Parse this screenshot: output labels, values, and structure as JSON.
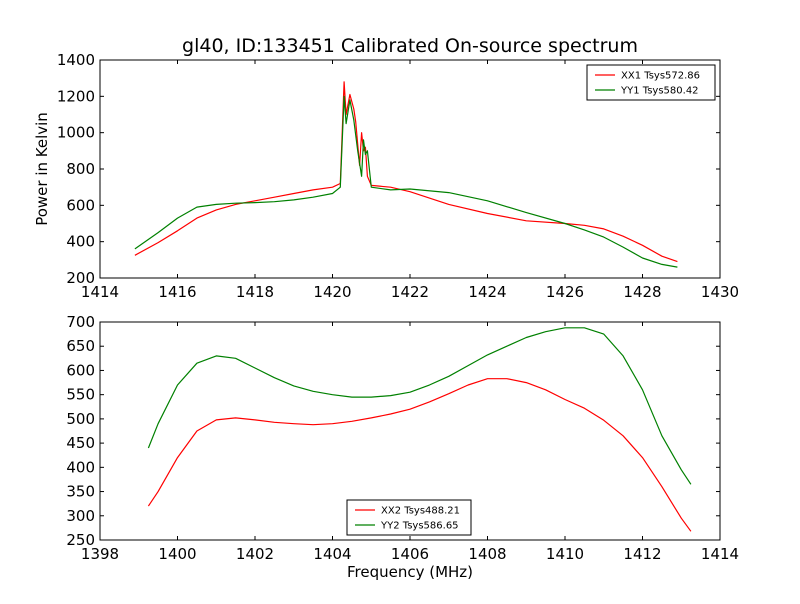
{
  "chart_data": [
    {
      "type": "line",
      "title": "gl40, ID:133451 Calibrated On-source spectrum",
      "xlabel": "",
      "ylabel": "Power in Kelvin",
      "xlim": [
        1414,
        1430
      ],
      "ylim": [
        200,
        1400
      ],
      "xticks": [
        1414,
        1416,
        1418,
        1420,
        1422,
        1424,
        1426,
        1428,
        1430
      ],
      "yticks": [
        200,
        400,
        600,
        800,
        1000,
        1200,
        1400
      ],
      "grid": false,
      "legend_position": "top-right",
      "series": [
        {
          "name": "XX1 Tsys572.86",
          "color": "#ff0000",
          "x": [
            1414.9,
            1415.5,
            1416.0,
            1416.5,
            1417.0,
            1417.5,
            1418.0,
            1418.5,
            1419.0,
            1419.5,
            1420.0,
            1420.2,
            1420.3,
            1420.35,
            1420.45,
            1420.55,
            1420.6,
            1420.7,
            1420.75,
            1420.8,
            1420.85,
            1420.9,
            1421.0,
            1421.5,
            1422.0,
            1423.0,
            1424.0,
            1425.0,
            1426.0,
            1426.5,
            1427.0,
            1427.5,
            1428.0,
            1428.5,
            1428.9
          ],
          "y": [
            325,
            395,
            460,
            530,
            575,
            605,
            625,
            645,
            665,
            685,
            700,
            720,
            1280,
            1100,
            1210,
            1130,
            1060,
            820,
            1000,
            900,
            920,
            760,
            710,
            700,
            675,
            605,
            555,
            515,
            500,
            490,
            470,
            430,
            380,
            320,
            290
          ]
        },
        {
          "name": "YY1 Tsys580.42",
          "color": "#008000",
          "x": [
            1414.9,
            1415.5,
            1416.0,
            1416.5,
            1417.0,
            1417.5,
            1418.0,
            1418.5,
            1419.0,
            1419.5,
            1420.0,
            1420.2,
            1420.3,
            1420.35,
            1420.45,
            1420.55,
            1420.65,
            1420.75,
            1420.8,
            1420.85,
            1420.9,
            1421.0,
            1421.5,
            1422.0,
            1423.0,
            1424.0,
            1425.0,
            1426.0,
            1426.5,
            1427.0,
            1427.5,
            1428.0,
            1428.5,
            1428.9
          ],
          "y": [
            360,
            450,
            530,
            590,
            605,
            612,
            615,
            620,
            630,
            645,
            665,
            700,
            1200,
            1050,
            1180,
            1070,
            900,
            760,
            960,
            880,
            900,
            700,
            685,
            690,
            670,
            625,
            560,
            500,
            465,
            425,
            370,
            310,
            275,
            260
          ]
        }
      ]
    },
    {
      "type": "line",
      "title": "",
      "xlabel": "Frequency (MHz)",
      "ylabel": "",
      "xlim": [
        1398,
        1414
      ],
      "ylim": [
        250,
        700
      ],
      "xticks": [
        1398,
        1400,
        1402,
        1404,
        1406,
        1408,
        1410,
        1412,
        1414
      ],
      "yticks": [
        250,
        300,
        350,
        400,
        450,
        500,
        550,
        600,
        650,
        700
      ],
      "grid": false,
      "legend_position": "bottom-center",
      "series": [
        {
          "name": "XX2 Tsys488.21",
          "color": "#ff0000",
          "x": [
            1399.25,
            1399.5,
            1400.0,
            1400.5,
            1401.0,
            1401.5,
            1402.0,
            1402.5,
            1403.0,
            1403.5,
            1404.0,
            1404.5,
            1405.0,
            1405.5,
            1406.0,
            1406.5,
            1407.0,
            1407.5,
            1408.0,
            1408.5,
            1409.0,
            1409.5,
            1410.0,
            1410.5,
            1411.0,
            1411.5,
            1412.0,
            1412.5,
            1413.0,
            1413.25
          ],
          "y": [
            320,
            350,
            420,
            475,
            498,
            502,
            498,
            493,
            490,
            488,
            490,
            495,
            502,
            510,
            520,
            535,
            552,
            570,
            583,
            583,
            575,
            560,
            540,
            522,
            497,
            465,
            420,
            360,
            295,
            268
          ]
        },
        {
          "name": "YY2 Tsys586.65",
          "color": "#008000",
          "x": [
            1399.25,
            1399.5,
            1400.0,
            1400.5,
            1401.0,
            1401.5,
            1402.0,
            1402.5,
            1403.0,
            1403.5,
            1404.0,
            1404.5,
            1405.0,
            1405.5,
            1406.0,
            1406.5,
            1407.0,
            1407.5,
            1408.0,
            1408.5,
            1409.0,
            1409.5,
            1410.0,
            1410.5,
            1411.0,
            1411.5,
            1412.0,
            1412.5,
            1413.0,
            1413.25
          ],
          "y": [
            440,
            490,
            570,
            615,
            630,
            625,
            605,
            585,
            568,
            557,
            550,
            545,
            545,
            548,
            555,
            570,
            588,
            610,
            632,
            650,
            668,
            680,
            688,
            688,
            675,
            630,
            560,
            465,
            395,
            365
          ]
        }
      ]
    }
  ]
}
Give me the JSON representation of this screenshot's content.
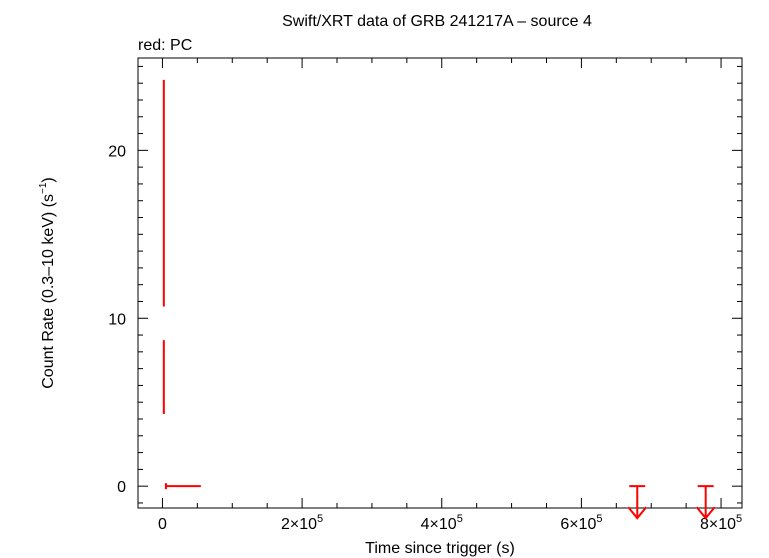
{
  "chart_data": {
    "type": "scatter",
    "title": "Swift/XRT data of GRB 241217A – source 4",
    "subtitle": "red: PC",
    "xlabel": "Time since trigger (s)",
    "ylabel": "Count Rate (0.3–10 keV) (s",
    "ylabel_sup": "−1",
    "ylabel_end": ")",
    "xlim": [
      -35000,
      830000
    ],
    "ylim": [
      -1.3,
      25.5
    ],
    "x_ticks": [
      {
        "value": 0,
        "mant": "0",
        "exp": ""
      },
      {
        "value": 200000,
        "mant": "2×10",
        "exp": "5"
      },
      {
        "value": 400000,
        "mant": "4×10",
        "exp": "5"
      },
      {
        "value": 600000,
        "mant": "6×10",
        "exp": "5"
      },
      {
        "value": 800000,
        "mant": "8×10",
        "exp": "5"
      }
    ],
    "y_ticks": [
      0,
      10,
      20
    ],
    "series": [
      {
        "color": "#ff0000",
        "points": [
          {
            "x": 2000,
            "y": 17.4,
            "ylo": 10.7,
            "yhi": 24.2
          },
          {
            "x": 2000,
            "y": 6.5,
            "ylo": 4.3,
            "yhi": 8.7
          },
          {
            "x": 30000,
            "y": 0.0,
            "xlo": 5000,
            "xhi": 55000
          }
        ],
        "upper_limits": [
          {
            "x": 680000,
            "y": 0.0
          },
          {
            "x": 778000,
            "y": 0.0
          }
        ]
      }
    ]
  }
}
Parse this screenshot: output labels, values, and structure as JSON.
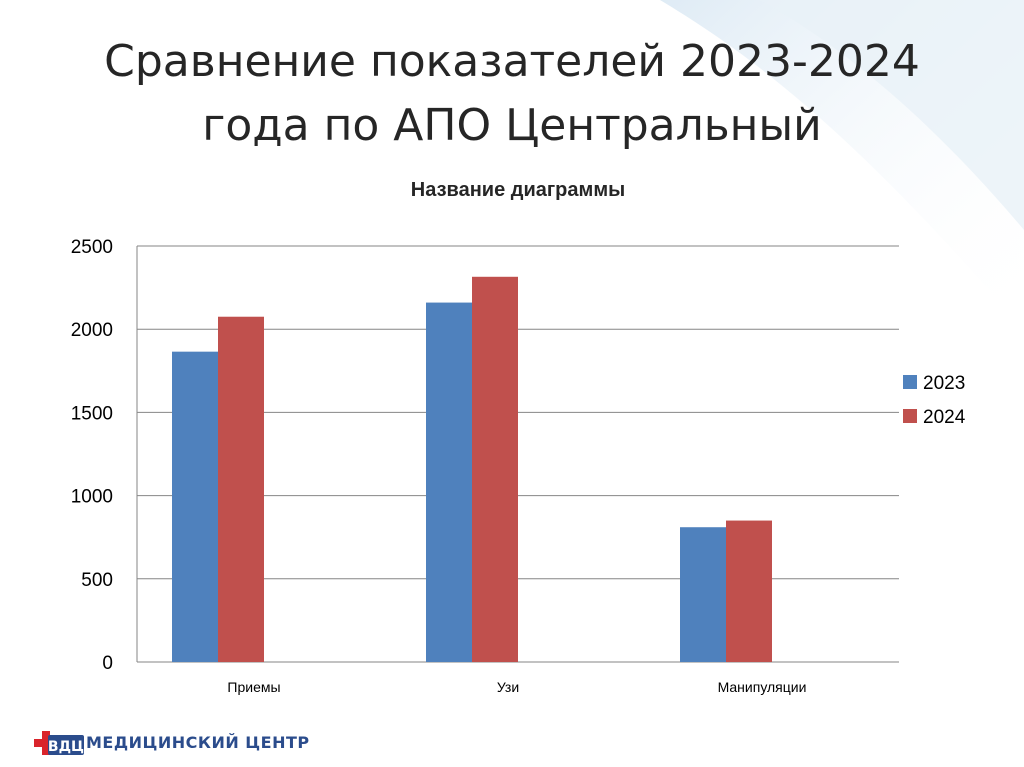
{
  "slide": {
    "title_line1": "Сравнение показателей 2023-2024",
    "title_line2": "года по АПО Центральный"
  },
  "chart_data": {
    "type": "bar",
    "title": "Название диаграммы",
    "categories": [
      "Приемы",
      "Узи",
      "Манипуляции"
    ],
    "series": [
      {
        "name": "2023",
        "values": [
          1865,
          2160,
          810
        ],
        "color": "#4f81bd"
      },
      {
        "name": "2024",
        "values": [
          2075,
          2315,
          850
        ],
        "color": "#c0504d"
      }
    ],
    "ylim": [
      0,
      2500
    ],
    "yticks": [
      0,
      500,
      1000,
      1500,
      2000,
      2500
    ],
    "grid": true,
    "legend": "right"
  },
  "footer": {
    "logo_text": "ВДЦ",
    "brand": "МЕДИЦИНСКИЙ ЦЕНТР"
  }
}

..........

DIRECTIONS FOR THIS TASK:
The data above should be repeated exactly, minus any pictures.

FINISHED TASK:
Parse this screenshot: output labels, values, and structure as JSON.
{
  "chart_data": [
    {
      "type": "line",
      "title": "gl40, ID:133451 Calibrated On-source spectrum",
      "xlabel": "",
      "ylabel": "Power in Kelvin",
      "xlim": [
        1414,
        1430
      ],
      "ylim": [
        200,
        1400
      ],
      "xticks": [
        1414,
        1416,
        1418,
        1420,
        1422,
        1424,
        1426,
        1428,
        1430
      ],
      "yticks": [
        200,
        400,
        600,
        800,
        1000,
        1200,
        1400
      ],
      "grid": false,
      "legend_position": "top-right",
      "series": [
        {
          "name": "XX1 Tsys572.86",
          "color": "#ff0000",
          "x": [
            1414.9,
            1415.5,
            1416.0,
            1416.5,
            1417.0,
            1417.5,
            1418.0,
            1418.5,
            1419.0,
            1419.5,
            1420.0,
            1420.2,
            1420.3,
            1420.35,
            1420.45,
            1420.55,
            1420.6,
            1420.7,
            1420.75,
            1420.8,
            1420.85,
            1420.9,
            1421.0,
            1421.5,
            1422.0,
            1423.0,
            1424.0,
            1425.0,
            1426.0,
            1426.5,
            1427.0,
            1427.5,
            1428.0,
            1428.5,
            1428.9
          ],
          "y": [
            325,
            395,
            460,
            530,
            575,
            605,
            625,
            645,
            665,
            685,
            700,
            720,
            1280,
            1100,
            1210,
            1130,
            1060,
            820,
            1000,
            900,
            920,
            760,
            710,
            700,
            675,
            605,
            555,
            515,
            500,
            490,
            470,
            430,
            380,
            320,
            290
          ]
        },
        {
          "name": "YY1 Tsys580.42",
          "color": "#008000",
          "x": [
            1414.9,
            1415.5,
            1416.0,
            1416.5,
            1417.0,
            1417.5,
            1418.0,
            1418.5,
            1419.0,
            1419.5,
            1420.0,
            1420.2,
            1420.3,
            1420.35,
            1420.45,
            1420.55,
            1420.65,
            1420.75,
            1420.8,
            1420.85,
            1420.9,
            1421.0,
            1421.5,
            1422.0,
            1423.0,
            1424.0,
            1425.0,
            1426.0,
            1426.5,
            1427.0,
            1427.5,
            1428.0,
            1428.5,
            1428.9
          ],
          "y": [
            360,
            450,
            530,
            590,
            605,
            612,
            615,
            620,
            630,
            645,
            665,
            700,
            1200,
            1050,
            1180,
            1070,
            900,
            760,
            960,
            880,
            900,
            700,
            685,
            690,
            670,
            625,
            560,
            500,
            465,
            425,
            370,
            310,
            275,
            260
          ]
        }
      ]
    },
    {
      "type": "line",
      "title": "",
      "xlabel": "Frequency (MHz)",
      "ylabel": "",
      "xlim": [
        1398,
        1414
      ],
      "ylim": [
        250,
        700
      ],
      "xticks": [
        1398,
        1400,
        1402,
        1404,
        1406,
        1408,
        1410,
        1412,
        1414
      ],
      "yticks": [
        250,
        300,
        350,
        400,
        450,
        500,
        550,
        600,
        650,
        700
      ],
      "grid": false,
      "legend_position": "bottom-center",
      "series": [
        {
          "name": "XX2 Tsys488.21",
          "color": "#ff0000",
          "x": [
            1399.25,
            1399.5,
            1400.0,
            1400.5,
            1401.0,
            1401.5,
            1402.0,
            1402.5,
            1403.0,
            1403.5,
            1404.0,
            1404.5,
            1405.0,
            1405.5,
            1406.0,
            1406.5,
            1407.0,
            1407.5,
            1408.0,
            1408.5,
            1409.0,
            1409.5,
            1410.0,
            1410.5,
            1411.0,
            1411.5,
            1412.0,
            1412.5,
            1413.0,
            1413.25
          ],
          "y": [
            320,
            350,
            420,
            475,
            498,
            502,
            498,
            493,
            490,
            488,
            490,
            495,
            502,
            510,
            520,
            535,
            552,
            570,
            583,
            583,
            575,
            560,
            540,
            522,
            497,
            465,
            420,
            360,
            295,
            268
          ]
        },
        {
          "name": "YY2 Tsys586.65",
          "color": "#008000",
          "x": [
            1399.25,
            1399.5,
            1400.0,
            1400.5,
            1401.0,
            1401.5,
            1402.0,
            1402.5,
            1403.0,
            1403.5,
            1404.0,
            1404.5,
            1405.0,
            1405.5,
            1406.0,
            1406.5,
            1407.0,
            1407.5,
            1408.0,
            1408.5,
            1409.0,
            1409.5,
            1410.0,
            1410.5,
            1411.0,
            1411.5,
            1412.0,
            1412.5,
            1413.0,
            1413.25
          ],
          "y": [
            440,
            490,
            570,
            615,
            630,
            625,
            605,
            585,
            568,
            557,
            550,
            545,
            545,
            548,
            555,
            570,
            588,
            610,
            632,
            650,
            668,
            680,
            688,
            688,
            675,
            630,
            560,
            465,
            395,
            365
          ]
        }
      ]
    }
  ]
}
Give me the JSON representation of this screenshot's content.
{
  "chart_data": {
    "type": "scatter",
    "title": "Swift/XRT data of GRB 241217A – source 4",
    "subtitle": "red: PC",
    "xlabel": "Time since trigger (s)",
    "ylabel": "Count Rate (0.3–10 keV) (s",
    "ylabel_sup": "−1",
    "ylabel_end": ")",
    "xlim": [
      -35000,
      830000
    ],
    "ylim": [
      -1.3,
      25.5
    ],
    "x_ticks": [
      {
        "value": 0,
        "mant": "0",
        "exp": ""
      },
      {
        "value": 200000,
        "mant": "2×10",
        "exp": "5"
      },
      {
        "value": 400000,
        "mant": "4×10",
        "exp": "5"
      },
      {
        "value": 600000,
        "mant": "6×10",
        "exp": "5"
      },
      {
        "value": 800000,
        "mant": "8×10",
        "exp": "5"
      }
    ],
    "y_ticks": [
      0,
      10,
      20
    ],
    "series": [
      {
        "color": "#ff0000",
        "points": [
          {
            "x": 2000,
            "y": 17.4,
            "ylo": 10.7,
            "yhi": 24.2
          },
          {
            "x": 2000,
            "y": 6.5,
            "ylo": 4.3,
            "yhi": 8.7
          },
          {
            "x": 30000,
            "y": 0.0,
            "xlo": 5000,
            "xhi": 55000
          }
        ],
        "upper_limits": [
          {
            "x": 680000,
            "y": 0.0
          },
          {
            "x": 778000,
            "y": 0.0
          }
        ]
      }
    ]
  }
}
Parse this screenshot: output labels, values, and structure as JSON.
{
  "slide": {
    "title_line1": "Сравнение показателей 2023-2024",
    "title_line2": "года по АПО Центральный"
  },
  "chart_data": {
    "type": "bar",
    "title": "Название диаграммы",
    "categories": [
      "Приемы",
      "Узи",
      "Манипуляции"
    ],
    "series": [
      {
        "name": "2023",
        "values": [
          1865,
          2160,
          810
        ],
        "color": "#4f81bd"
      },
      {
        "name": "2024",
        "values": [
          2075,
          2315,
          850
        ],
        "color": "#c0504d"
      }
    ],
    "ylim": [
      0,
      2500
    ],
    "yticks": [
      0,
      500,
      1000,
      1500,
      2000,
      2500
    ],
    "grid": true,
    "legend": "right"
  },
  "footer": {
    "logo_text": "ВДЦ",
    "brand": "МЕДИЦИНСКИЙ ЦЕНТР"
  }
}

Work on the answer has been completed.